(GIVEN REQUEST)
Please copy every line of the records below that holds the word "Moon".

(EXTRACTED INFORMATION)

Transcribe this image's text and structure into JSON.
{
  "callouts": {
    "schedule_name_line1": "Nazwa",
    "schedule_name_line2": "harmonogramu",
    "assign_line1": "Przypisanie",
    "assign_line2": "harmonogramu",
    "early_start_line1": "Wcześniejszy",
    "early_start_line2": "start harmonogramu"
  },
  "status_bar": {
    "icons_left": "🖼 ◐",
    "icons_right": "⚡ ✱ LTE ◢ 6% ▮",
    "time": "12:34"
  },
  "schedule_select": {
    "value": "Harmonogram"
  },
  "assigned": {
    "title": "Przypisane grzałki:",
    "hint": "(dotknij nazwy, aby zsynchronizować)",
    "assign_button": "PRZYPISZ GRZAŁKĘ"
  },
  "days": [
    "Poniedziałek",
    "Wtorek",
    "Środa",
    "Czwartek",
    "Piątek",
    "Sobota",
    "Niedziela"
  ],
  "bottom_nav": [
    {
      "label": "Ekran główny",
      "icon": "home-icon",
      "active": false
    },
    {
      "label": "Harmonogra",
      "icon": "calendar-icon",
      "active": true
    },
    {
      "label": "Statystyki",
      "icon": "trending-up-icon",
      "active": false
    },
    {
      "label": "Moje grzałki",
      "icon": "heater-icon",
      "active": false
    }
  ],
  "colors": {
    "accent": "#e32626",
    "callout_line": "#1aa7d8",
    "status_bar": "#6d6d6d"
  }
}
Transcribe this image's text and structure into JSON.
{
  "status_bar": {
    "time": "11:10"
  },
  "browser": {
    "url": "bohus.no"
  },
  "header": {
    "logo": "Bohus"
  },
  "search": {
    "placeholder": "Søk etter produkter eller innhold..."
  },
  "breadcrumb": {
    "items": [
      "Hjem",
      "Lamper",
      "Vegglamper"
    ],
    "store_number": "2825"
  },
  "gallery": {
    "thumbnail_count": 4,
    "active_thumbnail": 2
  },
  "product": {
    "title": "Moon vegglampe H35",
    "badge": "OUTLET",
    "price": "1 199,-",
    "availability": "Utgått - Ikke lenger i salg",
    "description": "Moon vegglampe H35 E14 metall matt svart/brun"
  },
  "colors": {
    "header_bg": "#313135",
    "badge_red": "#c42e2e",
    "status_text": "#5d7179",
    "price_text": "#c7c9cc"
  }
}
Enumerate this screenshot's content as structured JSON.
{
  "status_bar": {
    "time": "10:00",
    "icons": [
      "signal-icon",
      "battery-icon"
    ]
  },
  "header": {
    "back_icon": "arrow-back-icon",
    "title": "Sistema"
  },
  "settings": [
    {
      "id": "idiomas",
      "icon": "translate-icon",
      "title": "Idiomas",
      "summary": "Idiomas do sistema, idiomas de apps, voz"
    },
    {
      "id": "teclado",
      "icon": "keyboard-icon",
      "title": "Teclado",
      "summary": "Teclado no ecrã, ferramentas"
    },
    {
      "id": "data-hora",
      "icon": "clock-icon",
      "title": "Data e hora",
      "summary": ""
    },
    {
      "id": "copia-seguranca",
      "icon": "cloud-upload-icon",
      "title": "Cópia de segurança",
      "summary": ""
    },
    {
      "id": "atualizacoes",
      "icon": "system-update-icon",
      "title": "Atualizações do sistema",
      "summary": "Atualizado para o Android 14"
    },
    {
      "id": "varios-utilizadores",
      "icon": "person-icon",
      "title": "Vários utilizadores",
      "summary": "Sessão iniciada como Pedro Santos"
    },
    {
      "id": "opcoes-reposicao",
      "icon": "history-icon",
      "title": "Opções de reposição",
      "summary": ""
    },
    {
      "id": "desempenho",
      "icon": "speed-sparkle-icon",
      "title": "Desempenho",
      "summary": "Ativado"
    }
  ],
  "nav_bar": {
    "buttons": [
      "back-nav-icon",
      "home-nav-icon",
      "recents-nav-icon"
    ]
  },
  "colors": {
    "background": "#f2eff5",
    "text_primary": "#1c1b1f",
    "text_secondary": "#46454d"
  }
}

(ANSWER TO THE PROBLEM)
    "title": "Moon vegglampe H35",
    "description": "Moon vegglampe H35 E14 metall matt svart/brun"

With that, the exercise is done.